_EXERCISE BRIEF_
Search the material below for the string "Company" and list each line that holds it.

_ITEMS_
= = = =
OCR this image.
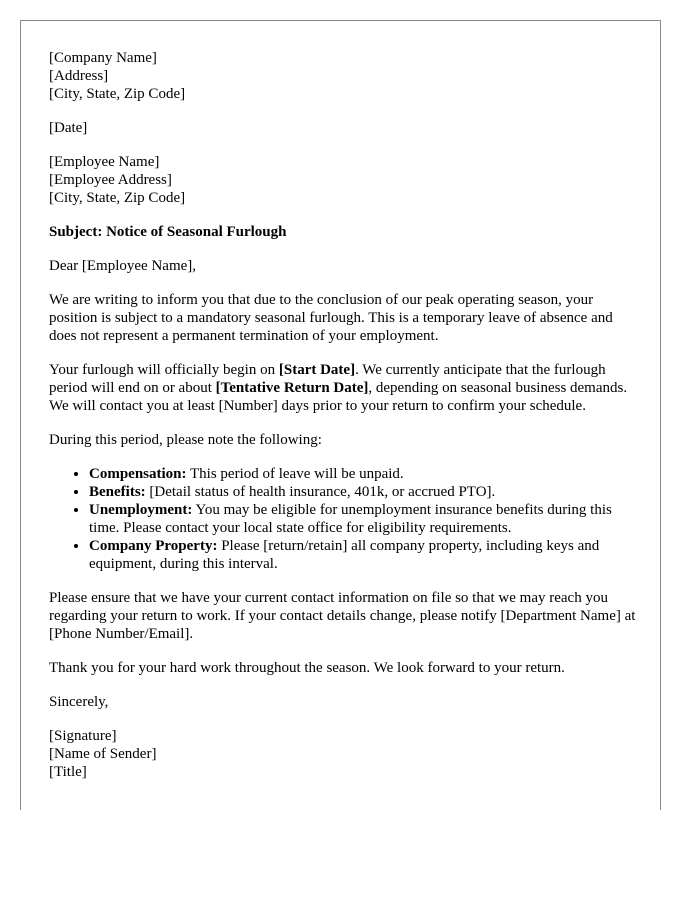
[Company Name]
[Address]
[City, State, Zip Code]
[Date]
[Employee Name]
[Employee Address]
[City, State, Zip Code]

Subject: Notice of Seasonal Furlough

Dear [Employee Name],

We are writing to inform you that due to the conclusion of our peak operating season, your position is subject to a mandatory seasonal furlough. This is a temporary leave of absence and does not represent a permanent termination of your employment.

Your furlough will officially begin on [Start Date]. We currently anticipate that the furlough period will end on or about [Tentative Return Date], depending on seasonal business demands. We will contact you at least [Number] days prior to your return to confirm your schedule.

During this period, please note the following:

• Compensation: This period of leave will be unpaid.
• Benefits: [Detail status of health insurance, 401k, or accrued PTO].
• Unemployment: You may be eligible for unemployment insurance benefits during this time. Please contact your local state office for eligibility requirements.
• Company Property: Please [return/retain] all company property, including keys and equipment, during this interval.

Please ensure that we have your current contact information on file so that we may reach you regarding your return to work. If your contact details change, please notify [Department Name] at [Phone Number/Email].

Thank you for your hard work throughout the season. We look forward to your return.

Sincerely,

[Signature]
[Name of Sender]
[Title]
= = = =
_TASK ANSWER_
[Company Name]
• Company Property: Please [return/retain] all company property, including keys and equipment, during this interval.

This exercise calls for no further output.